A new form of visualization of Global Voices stories about the Amazon rainforest is now available in the shape of a map of the website InfoAmazonia.org. Through the established content partnership, Info Amazonia's special interactive map is being updated with the latest citizen media stories by Global Voices about the Amazon in English, Portuguese and Spanish.
The platform, a project by Internews and Brazilian environmental website O Eco [pt], was launched in June 2012 at the Rio+20 United Nations Conference on Sustainable Development. It intends to “help broaden the understanding of the global impact of this important region in the world” by aggregating articles and data on the environmental changes in the Amazon rainforest:
InfoAmazonia provides timely news and reports of the endangered Amazon region. A network of organizations and journalists deliver updates from the nine countries of the forest. The data used will always be freely available for download and will be renewed frequently. The comparison between stories and data aims to improve public’s perception of issues in the Amazon region.
The Amazon region is one of the most biodiverse areas in the world, keeping in check climate change by absorbing CO2. Yet in the light of its importance, the region has faced acute environmental challenges.
In the Amazon rainforest region, deforestation impacts around 30 million people and 350 indigenous and ethnic groups. Yet the Amazon, and other forests like it, are fast-becoming major casualties of civilization as growing human populations increasingly threaten these important biomes.
A platform to serve the community
“Use us as a tool”, Project Coordinator and Knight International Journalism Fellow Gustavo Faleiros told Global Voices team when offering to serve the citizen media community in terms of maps and visualization of data in the Amazon:
We want to be your desk of maps and visualization.
We took on the challenge and invited InfoAmazonia to draw us a map with the boundaries of Amazonia Legal for a Global Voices story from last July about the approval of a bill in Brazil that has opened the door to the cultivation of sugar cane for the first time in that area, which comprises the geographical regions of the Amazon forest, the tropical savanna Cerrado, and the swamp land Pantanal.
Five more Global Voices stories have already been mapped in the InfoAmazonia platform since June, representing a step forward for our community on data journalism from Latin America.
InfoAmazonia invites anyone to participate by sharing data, stories and geographic coordinates through the website's submission tool. Existing maps, organized by publisher or categories such as protected areas and indigenous lands, deforestation, oil & gas, among others, can also be embedded in other pages using a sharing widget.

INFORMATION ->
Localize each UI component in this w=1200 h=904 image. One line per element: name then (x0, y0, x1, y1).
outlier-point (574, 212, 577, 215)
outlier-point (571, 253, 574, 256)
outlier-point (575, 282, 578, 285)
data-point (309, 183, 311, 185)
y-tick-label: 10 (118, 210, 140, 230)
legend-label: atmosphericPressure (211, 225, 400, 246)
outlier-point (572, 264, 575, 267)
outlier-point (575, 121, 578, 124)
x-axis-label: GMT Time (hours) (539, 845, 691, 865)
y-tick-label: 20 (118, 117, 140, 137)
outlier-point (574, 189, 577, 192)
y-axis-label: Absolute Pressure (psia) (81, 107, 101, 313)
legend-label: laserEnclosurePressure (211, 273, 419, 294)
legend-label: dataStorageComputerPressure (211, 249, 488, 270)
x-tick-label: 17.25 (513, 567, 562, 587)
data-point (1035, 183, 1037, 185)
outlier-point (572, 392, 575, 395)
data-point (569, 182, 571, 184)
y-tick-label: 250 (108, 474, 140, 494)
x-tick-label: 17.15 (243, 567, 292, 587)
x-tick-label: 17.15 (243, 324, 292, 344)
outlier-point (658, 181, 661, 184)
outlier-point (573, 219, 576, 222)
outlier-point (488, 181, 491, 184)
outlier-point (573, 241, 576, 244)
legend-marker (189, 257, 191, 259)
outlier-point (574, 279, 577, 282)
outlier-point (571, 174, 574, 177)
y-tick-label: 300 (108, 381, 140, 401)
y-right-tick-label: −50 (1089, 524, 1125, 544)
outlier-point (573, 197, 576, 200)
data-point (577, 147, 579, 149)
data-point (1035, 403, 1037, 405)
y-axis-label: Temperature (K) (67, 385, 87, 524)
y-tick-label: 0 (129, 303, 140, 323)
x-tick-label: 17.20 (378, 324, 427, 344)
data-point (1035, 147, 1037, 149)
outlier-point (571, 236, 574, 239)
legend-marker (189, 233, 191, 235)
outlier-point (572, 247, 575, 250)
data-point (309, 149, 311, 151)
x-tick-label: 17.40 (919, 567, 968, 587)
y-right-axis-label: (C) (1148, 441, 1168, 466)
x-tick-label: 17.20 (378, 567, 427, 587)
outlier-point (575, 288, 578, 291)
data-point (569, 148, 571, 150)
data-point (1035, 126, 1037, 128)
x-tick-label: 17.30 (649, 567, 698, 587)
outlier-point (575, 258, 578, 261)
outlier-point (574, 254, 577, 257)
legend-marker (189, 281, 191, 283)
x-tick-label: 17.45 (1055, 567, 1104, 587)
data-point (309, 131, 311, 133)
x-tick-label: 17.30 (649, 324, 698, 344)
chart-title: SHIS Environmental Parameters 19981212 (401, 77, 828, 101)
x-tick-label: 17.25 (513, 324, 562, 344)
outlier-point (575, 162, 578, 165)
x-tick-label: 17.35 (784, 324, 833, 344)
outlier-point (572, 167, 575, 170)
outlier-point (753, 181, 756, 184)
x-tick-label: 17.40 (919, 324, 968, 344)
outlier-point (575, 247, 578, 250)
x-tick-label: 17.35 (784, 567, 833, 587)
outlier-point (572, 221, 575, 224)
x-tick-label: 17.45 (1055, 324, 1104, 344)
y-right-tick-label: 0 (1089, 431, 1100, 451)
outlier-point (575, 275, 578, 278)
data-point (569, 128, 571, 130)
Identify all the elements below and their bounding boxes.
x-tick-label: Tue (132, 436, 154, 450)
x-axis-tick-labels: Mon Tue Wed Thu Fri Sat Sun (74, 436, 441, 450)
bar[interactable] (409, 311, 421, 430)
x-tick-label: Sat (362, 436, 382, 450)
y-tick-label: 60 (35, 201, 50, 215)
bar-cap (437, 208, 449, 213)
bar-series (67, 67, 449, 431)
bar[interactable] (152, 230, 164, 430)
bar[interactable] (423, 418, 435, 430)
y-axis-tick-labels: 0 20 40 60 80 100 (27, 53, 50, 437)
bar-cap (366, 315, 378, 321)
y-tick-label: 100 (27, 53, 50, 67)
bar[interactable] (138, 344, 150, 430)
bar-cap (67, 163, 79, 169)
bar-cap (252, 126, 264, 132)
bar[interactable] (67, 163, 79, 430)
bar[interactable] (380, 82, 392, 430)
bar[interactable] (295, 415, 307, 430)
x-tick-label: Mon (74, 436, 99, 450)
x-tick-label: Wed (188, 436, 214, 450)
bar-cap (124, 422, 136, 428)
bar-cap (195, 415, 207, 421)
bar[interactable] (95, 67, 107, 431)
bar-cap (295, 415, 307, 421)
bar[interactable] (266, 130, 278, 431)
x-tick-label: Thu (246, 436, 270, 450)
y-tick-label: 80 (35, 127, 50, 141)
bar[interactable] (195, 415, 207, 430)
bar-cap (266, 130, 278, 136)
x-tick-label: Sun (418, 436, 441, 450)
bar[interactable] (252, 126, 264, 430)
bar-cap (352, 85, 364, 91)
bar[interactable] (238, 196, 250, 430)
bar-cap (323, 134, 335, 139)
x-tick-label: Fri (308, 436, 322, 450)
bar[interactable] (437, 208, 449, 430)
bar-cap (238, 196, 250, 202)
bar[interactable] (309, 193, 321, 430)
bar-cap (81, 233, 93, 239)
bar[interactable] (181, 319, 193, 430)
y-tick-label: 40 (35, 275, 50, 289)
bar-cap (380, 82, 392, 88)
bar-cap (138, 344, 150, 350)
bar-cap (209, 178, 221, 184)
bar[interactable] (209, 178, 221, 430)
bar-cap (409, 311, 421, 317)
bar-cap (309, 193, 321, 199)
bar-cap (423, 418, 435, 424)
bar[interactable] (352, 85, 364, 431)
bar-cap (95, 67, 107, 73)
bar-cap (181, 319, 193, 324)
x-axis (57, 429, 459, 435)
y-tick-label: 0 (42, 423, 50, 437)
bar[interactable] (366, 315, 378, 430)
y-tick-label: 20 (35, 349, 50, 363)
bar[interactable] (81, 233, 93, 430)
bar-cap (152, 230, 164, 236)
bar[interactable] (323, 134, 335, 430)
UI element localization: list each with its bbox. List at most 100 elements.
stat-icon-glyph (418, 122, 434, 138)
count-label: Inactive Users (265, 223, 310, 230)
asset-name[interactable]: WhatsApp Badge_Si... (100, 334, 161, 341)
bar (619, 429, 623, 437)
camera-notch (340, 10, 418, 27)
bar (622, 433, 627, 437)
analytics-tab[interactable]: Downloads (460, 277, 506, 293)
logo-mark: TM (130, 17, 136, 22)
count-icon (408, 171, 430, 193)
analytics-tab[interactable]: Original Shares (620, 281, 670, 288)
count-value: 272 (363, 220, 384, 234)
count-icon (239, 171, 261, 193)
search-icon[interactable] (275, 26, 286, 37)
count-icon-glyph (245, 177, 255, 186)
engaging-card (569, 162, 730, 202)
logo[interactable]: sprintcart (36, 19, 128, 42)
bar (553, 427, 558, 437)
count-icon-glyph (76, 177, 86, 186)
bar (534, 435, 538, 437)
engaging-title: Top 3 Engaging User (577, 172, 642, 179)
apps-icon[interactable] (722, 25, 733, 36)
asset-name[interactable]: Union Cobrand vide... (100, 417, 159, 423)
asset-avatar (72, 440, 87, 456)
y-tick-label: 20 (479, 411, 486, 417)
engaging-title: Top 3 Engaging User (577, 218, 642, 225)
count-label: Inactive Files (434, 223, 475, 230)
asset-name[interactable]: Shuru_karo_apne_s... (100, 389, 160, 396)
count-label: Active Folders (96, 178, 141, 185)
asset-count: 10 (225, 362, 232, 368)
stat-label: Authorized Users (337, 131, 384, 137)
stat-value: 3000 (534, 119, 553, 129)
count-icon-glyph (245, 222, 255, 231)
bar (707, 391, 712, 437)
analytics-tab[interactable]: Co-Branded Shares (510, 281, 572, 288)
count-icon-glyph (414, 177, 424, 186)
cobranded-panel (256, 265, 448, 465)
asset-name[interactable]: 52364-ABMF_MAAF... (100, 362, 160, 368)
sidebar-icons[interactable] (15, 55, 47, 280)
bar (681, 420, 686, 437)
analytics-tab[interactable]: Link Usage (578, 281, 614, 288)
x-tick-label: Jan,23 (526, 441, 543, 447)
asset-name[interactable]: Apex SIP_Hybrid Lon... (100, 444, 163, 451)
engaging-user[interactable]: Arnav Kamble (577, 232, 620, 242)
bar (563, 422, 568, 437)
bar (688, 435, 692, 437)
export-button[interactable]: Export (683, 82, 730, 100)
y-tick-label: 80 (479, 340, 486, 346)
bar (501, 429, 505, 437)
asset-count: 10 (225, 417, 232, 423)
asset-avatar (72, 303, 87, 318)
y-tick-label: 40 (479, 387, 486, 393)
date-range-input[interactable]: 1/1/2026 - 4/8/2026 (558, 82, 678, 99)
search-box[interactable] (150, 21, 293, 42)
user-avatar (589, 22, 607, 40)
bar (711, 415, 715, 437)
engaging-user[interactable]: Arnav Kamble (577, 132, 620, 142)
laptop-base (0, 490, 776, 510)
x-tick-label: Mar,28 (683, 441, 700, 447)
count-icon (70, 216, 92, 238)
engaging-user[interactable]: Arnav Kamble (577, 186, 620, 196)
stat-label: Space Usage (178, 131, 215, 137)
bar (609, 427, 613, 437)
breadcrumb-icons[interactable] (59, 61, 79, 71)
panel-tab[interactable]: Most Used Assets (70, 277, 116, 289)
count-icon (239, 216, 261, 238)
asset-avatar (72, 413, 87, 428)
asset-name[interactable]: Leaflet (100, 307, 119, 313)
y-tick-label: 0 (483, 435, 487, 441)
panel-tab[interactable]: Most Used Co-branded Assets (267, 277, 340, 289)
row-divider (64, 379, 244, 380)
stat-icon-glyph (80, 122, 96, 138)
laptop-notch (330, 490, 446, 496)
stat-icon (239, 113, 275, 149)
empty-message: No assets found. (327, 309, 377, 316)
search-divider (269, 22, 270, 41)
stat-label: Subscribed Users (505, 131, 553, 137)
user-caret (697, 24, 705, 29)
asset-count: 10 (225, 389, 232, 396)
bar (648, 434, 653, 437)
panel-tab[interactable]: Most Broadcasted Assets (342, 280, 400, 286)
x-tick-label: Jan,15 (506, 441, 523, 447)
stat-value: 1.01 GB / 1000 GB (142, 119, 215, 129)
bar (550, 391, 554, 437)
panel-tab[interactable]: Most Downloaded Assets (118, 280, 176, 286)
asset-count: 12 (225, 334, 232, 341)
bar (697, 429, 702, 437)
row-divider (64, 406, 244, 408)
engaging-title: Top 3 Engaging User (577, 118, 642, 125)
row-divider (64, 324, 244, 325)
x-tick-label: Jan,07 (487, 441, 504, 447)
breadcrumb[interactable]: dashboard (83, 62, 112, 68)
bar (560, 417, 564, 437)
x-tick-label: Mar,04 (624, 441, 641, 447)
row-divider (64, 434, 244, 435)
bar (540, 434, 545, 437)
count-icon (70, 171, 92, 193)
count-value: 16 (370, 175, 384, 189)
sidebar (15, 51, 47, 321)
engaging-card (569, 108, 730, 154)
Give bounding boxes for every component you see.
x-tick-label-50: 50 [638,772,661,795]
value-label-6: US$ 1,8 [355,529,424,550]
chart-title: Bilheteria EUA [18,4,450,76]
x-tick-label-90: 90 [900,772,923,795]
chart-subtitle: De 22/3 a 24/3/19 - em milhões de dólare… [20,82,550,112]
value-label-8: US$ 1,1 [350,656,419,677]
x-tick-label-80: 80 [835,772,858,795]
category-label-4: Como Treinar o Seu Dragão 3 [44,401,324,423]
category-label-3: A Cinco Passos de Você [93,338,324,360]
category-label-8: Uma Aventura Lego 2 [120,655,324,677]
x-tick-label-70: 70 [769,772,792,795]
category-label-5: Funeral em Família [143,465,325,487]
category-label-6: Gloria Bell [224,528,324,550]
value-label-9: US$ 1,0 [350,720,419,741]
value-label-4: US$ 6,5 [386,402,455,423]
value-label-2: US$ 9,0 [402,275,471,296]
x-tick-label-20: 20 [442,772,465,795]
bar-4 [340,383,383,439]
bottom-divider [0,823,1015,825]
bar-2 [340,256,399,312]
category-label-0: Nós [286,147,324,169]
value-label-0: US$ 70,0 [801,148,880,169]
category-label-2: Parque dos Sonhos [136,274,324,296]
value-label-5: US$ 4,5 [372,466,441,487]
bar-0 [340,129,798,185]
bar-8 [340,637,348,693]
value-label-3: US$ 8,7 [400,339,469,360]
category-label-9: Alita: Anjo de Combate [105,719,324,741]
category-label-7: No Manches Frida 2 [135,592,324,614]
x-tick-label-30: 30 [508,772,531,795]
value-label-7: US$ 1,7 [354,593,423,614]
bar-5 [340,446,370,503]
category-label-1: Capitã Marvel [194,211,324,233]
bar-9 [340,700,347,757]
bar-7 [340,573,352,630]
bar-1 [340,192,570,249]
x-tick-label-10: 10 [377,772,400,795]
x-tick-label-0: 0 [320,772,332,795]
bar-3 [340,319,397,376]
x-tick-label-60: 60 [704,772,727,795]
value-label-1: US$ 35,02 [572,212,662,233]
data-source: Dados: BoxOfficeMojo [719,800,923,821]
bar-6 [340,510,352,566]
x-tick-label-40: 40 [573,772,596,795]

WHAT IS REQUIRED -> Set down word for word the part of the InfoAmazonia article starting with "InfoAmazonia invites anyone" and going on through "a sharing widget.".

WRITTEN REPLY ->
InfoAmazonia invites anyone to participate by sharing data, stories and geographic coordinates through the website's submission tool. Existing maps, organized by publisher or categories such as protected areas and indigenous lands, deforestation, oil & gas, among others, can also be embedded in other pages using a sharing widget.